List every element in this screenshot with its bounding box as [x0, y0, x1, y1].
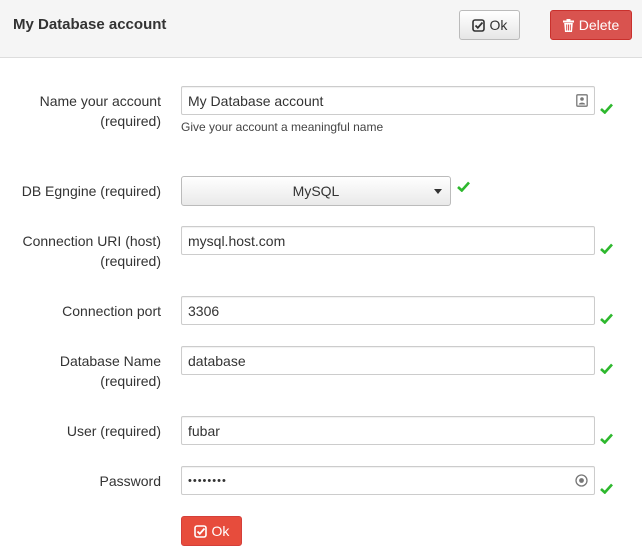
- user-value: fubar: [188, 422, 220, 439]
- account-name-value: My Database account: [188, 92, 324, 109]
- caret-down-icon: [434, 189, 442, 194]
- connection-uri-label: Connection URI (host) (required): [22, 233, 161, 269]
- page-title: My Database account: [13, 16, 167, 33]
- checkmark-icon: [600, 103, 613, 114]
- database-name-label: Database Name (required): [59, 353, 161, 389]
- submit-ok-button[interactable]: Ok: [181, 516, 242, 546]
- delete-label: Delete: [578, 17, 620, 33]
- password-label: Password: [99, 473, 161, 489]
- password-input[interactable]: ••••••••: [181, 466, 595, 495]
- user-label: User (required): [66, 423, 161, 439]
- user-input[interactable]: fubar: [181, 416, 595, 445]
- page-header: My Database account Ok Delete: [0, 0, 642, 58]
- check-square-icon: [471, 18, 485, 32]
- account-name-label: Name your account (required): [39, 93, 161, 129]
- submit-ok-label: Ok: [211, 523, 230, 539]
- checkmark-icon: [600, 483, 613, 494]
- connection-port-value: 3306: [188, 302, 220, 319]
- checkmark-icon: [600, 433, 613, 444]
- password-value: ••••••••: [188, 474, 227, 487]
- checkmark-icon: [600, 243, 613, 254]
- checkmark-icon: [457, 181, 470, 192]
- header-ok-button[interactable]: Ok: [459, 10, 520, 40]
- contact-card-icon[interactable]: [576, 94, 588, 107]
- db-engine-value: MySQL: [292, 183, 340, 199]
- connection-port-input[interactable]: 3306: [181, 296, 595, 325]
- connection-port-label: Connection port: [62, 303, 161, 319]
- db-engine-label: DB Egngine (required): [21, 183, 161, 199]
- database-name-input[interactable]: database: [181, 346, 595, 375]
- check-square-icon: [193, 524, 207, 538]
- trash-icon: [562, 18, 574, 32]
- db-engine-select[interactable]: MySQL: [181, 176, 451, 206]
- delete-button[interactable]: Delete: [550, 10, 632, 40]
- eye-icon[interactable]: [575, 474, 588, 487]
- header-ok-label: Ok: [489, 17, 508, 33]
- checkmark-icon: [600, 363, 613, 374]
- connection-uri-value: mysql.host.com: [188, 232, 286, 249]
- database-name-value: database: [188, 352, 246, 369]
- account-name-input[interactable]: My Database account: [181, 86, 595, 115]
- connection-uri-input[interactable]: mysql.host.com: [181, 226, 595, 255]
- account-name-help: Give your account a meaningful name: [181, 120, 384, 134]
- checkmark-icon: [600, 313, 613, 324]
++++++
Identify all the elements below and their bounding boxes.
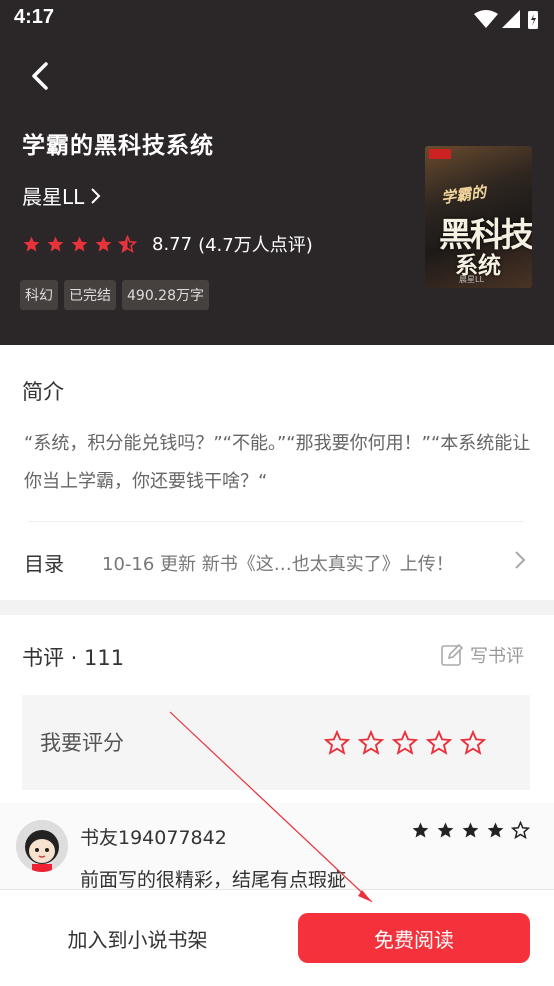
++++++
Retype, word for word, the part of the records above that opens with the line containing "List every element" and closes with the line containing "- contact-card-icon[interactable]: [576, 94, 588, 107]", keeping both of those lines. Leave the pictures out.

List every element in this screenshot with its bounding box as [x0, y0, x1, y1].
- user-value: fubar: [188, 422, 220, 439]
- account-name-value: My Database account: [188, 92, 324, 109]
- caret-down-icon: [434, 189, 442, 194]
- connection-uri-label: Connection URI (host) (required): [22, 233, 161, 269]
- page-title: My Database account: [13, 16, 167, 33]
- checkmark-icon: [600, 103, 613, 114]
- database-name-label: Database Name (required): [59, 353, 161, 389]
- submit-ok-button[interactable]: Ok: [181, 516, 242, 546]
- delete-label: Delete: [578, 17, 620, 33]
- password-label: Password: [99, 473, 161, 489]
- password-input[interactable]: ••••••••: [181, 466, 595, 495]
- user-label: User (required): [66, 423, 161, 439]
- user-input[interactable]: fubar: [181, 416, 595, 445]
- page-header: My Database account Ok Delete: [0, 0, 642, 58]
- check-square-icon: [471, 18, 485, 32]
- account-name-label: Name your account (required): [39, 93, 161, 129]
- submit-ok-label: Ok: [211, 523, 230, 539]
- checkmark-icon: [600, 483, 613, 494]
- connection-port-value: 3306: [188, 302, 220, 319]
- checkmark-icon: [600, 433, 613, 444]
- password-value: ••••••••: [188, 474, 227, 487]
- checkmark-icon: [600, 243, 613, 254]
- checkmark-icon: [457, 181, 470, 192]
- header-ok-button[interactable]: Ok: [459, 10, 520, 40]
- contact-card-icon[interactable]: [576, 94, 588, 107]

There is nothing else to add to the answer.